[Document transcript data]
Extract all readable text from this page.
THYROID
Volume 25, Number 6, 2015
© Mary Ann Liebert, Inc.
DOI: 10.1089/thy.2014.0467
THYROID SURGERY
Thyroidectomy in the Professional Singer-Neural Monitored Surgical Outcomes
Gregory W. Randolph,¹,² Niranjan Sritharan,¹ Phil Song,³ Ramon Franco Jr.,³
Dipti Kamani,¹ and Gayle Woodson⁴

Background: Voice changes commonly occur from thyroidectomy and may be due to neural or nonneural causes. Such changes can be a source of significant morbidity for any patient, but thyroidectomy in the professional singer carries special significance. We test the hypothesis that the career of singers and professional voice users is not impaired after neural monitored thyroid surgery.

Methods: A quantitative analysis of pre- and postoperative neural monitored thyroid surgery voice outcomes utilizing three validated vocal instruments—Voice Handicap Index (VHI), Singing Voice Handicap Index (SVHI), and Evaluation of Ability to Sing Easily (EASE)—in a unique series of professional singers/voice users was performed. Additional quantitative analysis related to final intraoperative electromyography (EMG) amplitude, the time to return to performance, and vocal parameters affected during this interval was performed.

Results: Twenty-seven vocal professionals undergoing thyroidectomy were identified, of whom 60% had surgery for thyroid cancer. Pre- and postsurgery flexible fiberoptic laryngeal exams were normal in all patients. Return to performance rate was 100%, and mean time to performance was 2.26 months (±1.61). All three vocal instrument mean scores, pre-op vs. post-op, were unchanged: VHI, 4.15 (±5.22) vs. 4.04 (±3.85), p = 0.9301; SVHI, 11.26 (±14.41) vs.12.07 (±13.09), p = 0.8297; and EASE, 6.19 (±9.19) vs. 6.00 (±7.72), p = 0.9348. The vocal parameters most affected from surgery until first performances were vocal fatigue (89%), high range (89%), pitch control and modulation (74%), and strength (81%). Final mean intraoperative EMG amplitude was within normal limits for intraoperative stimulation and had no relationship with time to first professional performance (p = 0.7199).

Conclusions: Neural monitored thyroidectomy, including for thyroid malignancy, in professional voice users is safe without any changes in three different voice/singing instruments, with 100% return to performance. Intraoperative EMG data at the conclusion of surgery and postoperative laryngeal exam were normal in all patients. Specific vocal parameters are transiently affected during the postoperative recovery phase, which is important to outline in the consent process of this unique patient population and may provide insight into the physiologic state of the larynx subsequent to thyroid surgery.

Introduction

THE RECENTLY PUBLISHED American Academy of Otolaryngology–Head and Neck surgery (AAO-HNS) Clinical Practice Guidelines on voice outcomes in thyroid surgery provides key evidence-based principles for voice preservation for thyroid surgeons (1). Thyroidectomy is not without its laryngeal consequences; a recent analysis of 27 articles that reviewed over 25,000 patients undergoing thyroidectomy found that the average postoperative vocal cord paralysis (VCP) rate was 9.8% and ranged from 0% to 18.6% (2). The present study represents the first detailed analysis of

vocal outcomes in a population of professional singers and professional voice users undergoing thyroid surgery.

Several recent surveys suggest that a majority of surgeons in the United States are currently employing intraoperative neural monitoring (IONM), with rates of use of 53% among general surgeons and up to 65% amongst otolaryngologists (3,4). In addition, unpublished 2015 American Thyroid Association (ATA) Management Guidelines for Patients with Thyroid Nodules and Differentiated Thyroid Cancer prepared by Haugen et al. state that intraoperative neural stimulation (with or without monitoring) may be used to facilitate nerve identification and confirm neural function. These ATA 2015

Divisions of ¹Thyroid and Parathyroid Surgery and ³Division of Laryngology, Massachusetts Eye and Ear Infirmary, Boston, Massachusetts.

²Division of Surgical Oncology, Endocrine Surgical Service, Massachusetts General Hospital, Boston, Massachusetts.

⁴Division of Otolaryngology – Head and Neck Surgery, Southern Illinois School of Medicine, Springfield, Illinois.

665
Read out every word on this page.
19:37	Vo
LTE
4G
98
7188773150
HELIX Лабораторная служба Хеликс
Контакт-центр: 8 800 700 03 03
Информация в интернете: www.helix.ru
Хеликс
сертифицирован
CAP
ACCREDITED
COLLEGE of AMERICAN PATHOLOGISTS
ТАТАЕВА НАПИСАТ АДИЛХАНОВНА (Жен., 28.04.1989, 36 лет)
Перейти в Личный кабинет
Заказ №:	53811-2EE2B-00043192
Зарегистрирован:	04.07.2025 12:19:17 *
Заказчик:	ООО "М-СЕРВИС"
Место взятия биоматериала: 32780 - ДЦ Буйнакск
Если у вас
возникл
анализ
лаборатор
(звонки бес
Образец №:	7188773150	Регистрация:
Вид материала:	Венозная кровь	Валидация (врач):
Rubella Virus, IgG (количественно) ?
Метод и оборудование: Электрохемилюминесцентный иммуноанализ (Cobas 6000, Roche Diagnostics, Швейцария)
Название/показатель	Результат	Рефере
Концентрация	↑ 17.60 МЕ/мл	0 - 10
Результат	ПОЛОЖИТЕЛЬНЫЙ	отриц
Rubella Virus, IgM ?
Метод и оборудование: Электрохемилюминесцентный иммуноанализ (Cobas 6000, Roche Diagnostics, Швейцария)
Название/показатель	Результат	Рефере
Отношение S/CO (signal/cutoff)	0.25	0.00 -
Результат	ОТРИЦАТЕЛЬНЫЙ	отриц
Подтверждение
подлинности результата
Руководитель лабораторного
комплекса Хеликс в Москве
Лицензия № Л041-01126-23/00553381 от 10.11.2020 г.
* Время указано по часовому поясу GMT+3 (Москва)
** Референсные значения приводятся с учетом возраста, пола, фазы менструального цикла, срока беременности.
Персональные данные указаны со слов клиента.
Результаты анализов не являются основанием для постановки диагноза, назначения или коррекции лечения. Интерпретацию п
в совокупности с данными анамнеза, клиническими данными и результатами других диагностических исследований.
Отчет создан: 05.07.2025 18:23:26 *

■ **ABOUT THIS EXERCISE**
Starting from the line holding "Read out every word on this page.", restate the remaining lines of the data word for word, including the last.

■ **RESPONSE**
Read out every word on this page.
19:37	Vo
LTE
4G
98
7188773150
HELIX Лабораторная служба Хеликс
Контакт-центр: 8 800 700 03 03
Информация в интернете: www.helix.ru
Хеликс
сертифицирован
CAP
ACCREDITED
COLLEGE of AMERICAN PATHOLOGISTS
ТАТАЕВА НАПИСАТ АДИЛХАНОВНА (Жен., 28.04.1989, 36 лет)
Перейти в Личный кабинет
Заказ №:	53811-2EE2B-00043192
Зарегистрирован:	04.07.2025 12:19:17 *
Заказчик:	ООО "М-СЕРВИС"
Место взятия биоматериала: 32780 - ДЦ Буйнакск
Если у вас
возникл
анализ
лаборатор
(звонки бес
Образец №:	7188773150	Регистрация:
Вид материала:	Венозная кровь	Валидация (врач):
Rubella Virus, IgG (количественно) ?
Метод и оборудование: Электрохемилюминесцентный иммуноанализ (Cobas 6000, Roche Diagnostics, Швейцария)
Название/показатель	Результат	Рефере
Концентрация	↑ 17.60 МЕ/мл	0 - 10
Результат	ПОЛОЖИТЕЛЬНЫЙ	отриц
Rubella Virus, IgM ?
Метод и оборудование: Электрохемилюминесцентный иммуноанализ (Cobas 6000, Roche Diagnostics, Швейцария)
Название/показатель	Результат	Рефере
Отношение S/CO (signal/cutoff)	0.25	0.00 -
Результат	ОТРИЦАТЕЛЬНЫЙ	отриц
Подтверждение
подлинности результата
Руководитель лабораторного
комплекса Хеликс в Москве
Лицензия № Л041-01126-23/00553381 от 10.11.2020 г.
* Время указано по часовому поясу GMT+3 (Москва)
** Референсные значения приводятся с учетом возраста, пола, фазы менструального цикла, срока беременности.
Персональные данные указаны со слов клиента.
Результаты анализов не являются основанием для постановки диагноза, назначения или коррекции лечения. Интерпретацию п
в совокупности с данными анамнеза, клиническими данными и результатами других диагностических исследований.
Отчет создан: 05.07.2025 18:23:26 *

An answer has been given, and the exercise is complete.